§ **EXCERPT TO READ**
---
4. The nearshore solution according to claim 1 wherein each of the plurality of bottom sitting infrastructure modules and the plurality of bottom sitting general purpose modules further comprises: a top layer above a water level and adapted for lifestyle and transportation facilities; a lowest layer configured for storage; and a plurality of basement layers between the top layer and the lowest layer configured for basement lifestyle and transportation network, utility storage facility.

5. The nearshore solution according to claim 4 wherein the lowest layer comprises a ballast system for controlling a buoyancy of a bottom sitting infrastructure module of the plurality of bottom sitting infrastructure modules or a bottom sitting general purpose module of the plurality of bottom sitting general purpose modules.

6. The nearshore solution according to claim 4 wherein the plurality of basement layers are open spaces.

7. The nearshore solution according to claim 1 wherein each of the plurality of bottom sitting infrastructure modules and each of the plurality of bottom sitting general purpose modules comprise concrete spacers set in place at a bottom of a bottom sitting infrastructure module of the plurality of bottom sitting infrastructure modules or a bottom sitting general purpose module of the plurality of bottom sitting general purpose modules as a means to adjust a height of the bottom sitting infrastructure module or the bottom sitting general purpose module.

8. The nearshore solution according to claim 7 wherein the concrete spacers are concrete blocks.

9. The nearshore solution according to claim 1 wherein the second basement layer comprises a ballast system for controlling buoyancy of the floating general purpose module or the floating infrastructure module.

10. The nearshore solution according to claim 9 wherein the ballast system is an active compensating ballast system adapted to maintain the floating general purpose module or the floating infrastructure module to a specific draft and upright.

11. The nearshore solution according to claim 10 wherein the first basement layer comprises internal spaces for basement lifestyle, transport and utility infrastructure for storage, energy generation and power plants.

12. The nearshore solution according to claim 1 wherein the plurality of bottom sitting general purpose modules, the plurality of floating infrastructure modules and the plurality of floating general purpose modules are hexagonal in shape.

13. The nearshore solution according to claim 1 further comprising flexible coupling arm configured to couple the plurality of bottom sitting infrastructure modules and the plurality of floating general purpose modules together.

14. The nearshore solution according to claim 1 wherein the plurality of bottom sitting infrastructure modules, the plurality of bottom sitting general purpose modules, and the plurality of floating general purpose modules can be considered to be manufactured using recycled concrete aggregates (RCA).
---
§ **EXTRACTED INFORMATION**

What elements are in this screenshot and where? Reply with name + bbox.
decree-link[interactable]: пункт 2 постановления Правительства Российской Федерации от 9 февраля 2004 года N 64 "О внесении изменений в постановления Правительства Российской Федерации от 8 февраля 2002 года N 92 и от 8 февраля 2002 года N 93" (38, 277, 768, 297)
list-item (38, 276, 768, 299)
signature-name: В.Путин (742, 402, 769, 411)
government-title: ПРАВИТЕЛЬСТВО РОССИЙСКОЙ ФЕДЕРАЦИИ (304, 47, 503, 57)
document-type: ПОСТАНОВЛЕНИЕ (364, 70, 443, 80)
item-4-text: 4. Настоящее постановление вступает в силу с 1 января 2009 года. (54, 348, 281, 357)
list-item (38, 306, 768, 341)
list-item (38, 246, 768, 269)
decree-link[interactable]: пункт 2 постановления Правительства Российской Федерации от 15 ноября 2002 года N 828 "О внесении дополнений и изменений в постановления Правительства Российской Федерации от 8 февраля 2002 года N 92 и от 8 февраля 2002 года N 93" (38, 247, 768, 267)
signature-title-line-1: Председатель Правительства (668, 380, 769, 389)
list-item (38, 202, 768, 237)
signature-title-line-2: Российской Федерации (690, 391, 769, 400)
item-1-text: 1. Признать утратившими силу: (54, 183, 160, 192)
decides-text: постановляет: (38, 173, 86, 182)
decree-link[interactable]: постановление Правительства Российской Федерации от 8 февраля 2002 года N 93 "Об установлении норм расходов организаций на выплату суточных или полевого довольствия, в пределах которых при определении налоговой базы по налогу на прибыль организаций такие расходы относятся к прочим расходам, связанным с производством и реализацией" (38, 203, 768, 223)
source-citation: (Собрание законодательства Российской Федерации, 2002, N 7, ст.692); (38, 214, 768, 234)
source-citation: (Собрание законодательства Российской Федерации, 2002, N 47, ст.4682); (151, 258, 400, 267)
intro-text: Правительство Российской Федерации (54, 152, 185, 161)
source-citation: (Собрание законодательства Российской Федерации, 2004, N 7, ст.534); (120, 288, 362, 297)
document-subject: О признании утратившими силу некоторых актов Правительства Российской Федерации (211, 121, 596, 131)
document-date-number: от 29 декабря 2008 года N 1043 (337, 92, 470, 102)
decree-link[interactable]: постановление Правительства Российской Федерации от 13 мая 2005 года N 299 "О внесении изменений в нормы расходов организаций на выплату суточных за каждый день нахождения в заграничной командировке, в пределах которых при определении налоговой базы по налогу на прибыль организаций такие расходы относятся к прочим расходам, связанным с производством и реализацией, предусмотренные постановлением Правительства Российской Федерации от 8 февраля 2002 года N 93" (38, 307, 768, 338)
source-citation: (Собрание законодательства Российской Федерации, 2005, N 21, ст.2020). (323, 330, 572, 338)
---
§ **EXERCISE**
Print everything in the nearshore module claims from "14. The nearshore" down to "concrete aggregates (RCA).", word for word.

§ **TASK RESPONSE**
14. The nearshore solution according to claim 1 wherein the plurality of bottom sitting infrastructure modules, the plurality of bottom sitting general purpose modules, and the plurality of floating general purpose modules can be considered to be manufactured using recycled concrete aggregates (RCA).